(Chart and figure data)
□ □ □ □ □

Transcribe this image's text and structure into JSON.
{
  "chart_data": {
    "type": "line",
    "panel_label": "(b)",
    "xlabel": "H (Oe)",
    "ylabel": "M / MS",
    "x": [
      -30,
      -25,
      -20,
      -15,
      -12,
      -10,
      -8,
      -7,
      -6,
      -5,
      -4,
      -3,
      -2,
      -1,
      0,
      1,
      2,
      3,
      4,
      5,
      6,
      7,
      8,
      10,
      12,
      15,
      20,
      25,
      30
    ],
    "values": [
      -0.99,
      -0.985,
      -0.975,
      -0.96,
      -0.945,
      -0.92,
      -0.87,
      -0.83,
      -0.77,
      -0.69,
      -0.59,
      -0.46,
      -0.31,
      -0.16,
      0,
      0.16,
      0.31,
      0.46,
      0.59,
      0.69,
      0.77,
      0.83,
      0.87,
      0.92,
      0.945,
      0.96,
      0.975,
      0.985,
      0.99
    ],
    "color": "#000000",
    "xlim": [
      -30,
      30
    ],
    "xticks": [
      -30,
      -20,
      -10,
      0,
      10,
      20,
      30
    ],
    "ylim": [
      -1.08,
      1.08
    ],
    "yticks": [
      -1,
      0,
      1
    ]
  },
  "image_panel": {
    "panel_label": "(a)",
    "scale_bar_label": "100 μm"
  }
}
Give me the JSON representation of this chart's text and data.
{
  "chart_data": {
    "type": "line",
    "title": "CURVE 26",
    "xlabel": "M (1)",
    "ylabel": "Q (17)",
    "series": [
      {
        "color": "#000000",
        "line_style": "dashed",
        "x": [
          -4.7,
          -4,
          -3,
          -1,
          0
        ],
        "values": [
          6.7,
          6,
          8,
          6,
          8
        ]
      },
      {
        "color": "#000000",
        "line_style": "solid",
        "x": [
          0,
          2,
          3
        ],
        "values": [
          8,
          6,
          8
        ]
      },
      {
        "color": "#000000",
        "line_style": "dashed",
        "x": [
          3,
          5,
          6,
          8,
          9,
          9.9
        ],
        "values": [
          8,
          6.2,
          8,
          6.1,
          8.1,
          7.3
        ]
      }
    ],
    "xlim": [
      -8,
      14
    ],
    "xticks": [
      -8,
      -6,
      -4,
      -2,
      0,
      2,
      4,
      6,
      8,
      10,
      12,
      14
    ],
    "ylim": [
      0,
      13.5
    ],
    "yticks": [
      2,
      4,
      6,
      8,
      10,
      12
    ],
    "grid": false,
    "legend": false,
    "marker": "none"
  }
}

□ □ □ □ □

Description of the task: Return the material exactly as it stands.

Task solution:
Transcribe this image's text and structure into JSON.
{
  "chart_data": {
    "type": "line",
    "panel_label": "(b)",
    "xlabel": "H (Oe)",
    "ylabel": "M / MS",
    "x": [
      -30,
      -25,
      -20,
      -15,
      -12,
      -10,
      -8,
      -7,
      -6,
      -5,
      -4,
      -3,
      -2,
      -1,
      0,
      1,
      2,
      3,
      4,
      5,
      6,
      7,
      8,
      10,
      12,
      15,
      20,
      25,
      30
    ],
    "values": [
      -0.99,
      -0.985,
      -0.975,
      -0.96,
      -0.945,
      -0.92,
      -0.87,
      -0.83,
      -0.77,
      -0.69,
      -0.59,
      -0.46,
      -0.31,
      -0.16,
      0,
      0.16,
      0.31,
      0.46,
      0.59,
      0.69,
      0.77,
      0.83,
      0.87,
      0.92,
      0.945,
      0.96,
      0.975,
      0.985,
      0.99
    ],
    "color": "#000000",
    "xlim": [
      -30,
      30
    ],
    "xticks": [
      -30,
      -20,
      -10,
      0,
      10,
      20,
      30
    ],
    "ylim": [
      -1.08,
      1.08
    ],
    "yticks": [
      -1,
      0,
      1
    ]
  },
  "image_panel": {
    "panel_label": "(a)",
    "scale_bar_label": "100 μm"
  }
}
Give me the JSON representation of this chart's text and data.
{
  "chart_data": {
    "type": "line",
    "title": "CURVE 26",
    "xlabel": "M (1)",
    "ylabel": "Q (17)",
    "series": [
      {
        "color": "#000000",
        "line_style": "dashed",
        "x": [
          -4.7,
          -4,
          -3,
          -1,
          0
        ],
        "values": [
          6.7,
          6,
          8,
          6,
          8
        ]
      },
      {
        "color": "#000000",
        "line_style": "solid",
        "x": [
          0,
          2,
          3
        ],
        "values": [
          8,
          6,
          8
        ]
      },
      {
        "color": "#000000",
        "line_style": "dashed",
        "x": [
          3,
          5,
          6,
          8,
          9,
          9.9
        ],
        "values": [
          8,
          6.2,
          8,
          6.1,
          8.1,
          7.3
        ]
      }
    ],
    "xlim": [
      -8,
      14
    ],
    "xticks": [
      -8,
      -6,
      -4,
      -2,
      0,
      2,
      4,
      6,
      8,
      10,
      12,
      14
    ],
    "ylim": [
      0,
      13.5
    ],
    "yticks": [
      2,
      4,
      6,
      8,
      10,
      12
    ],
    "grid": false,
    "legend": false,
    "marker": "none"
  }
}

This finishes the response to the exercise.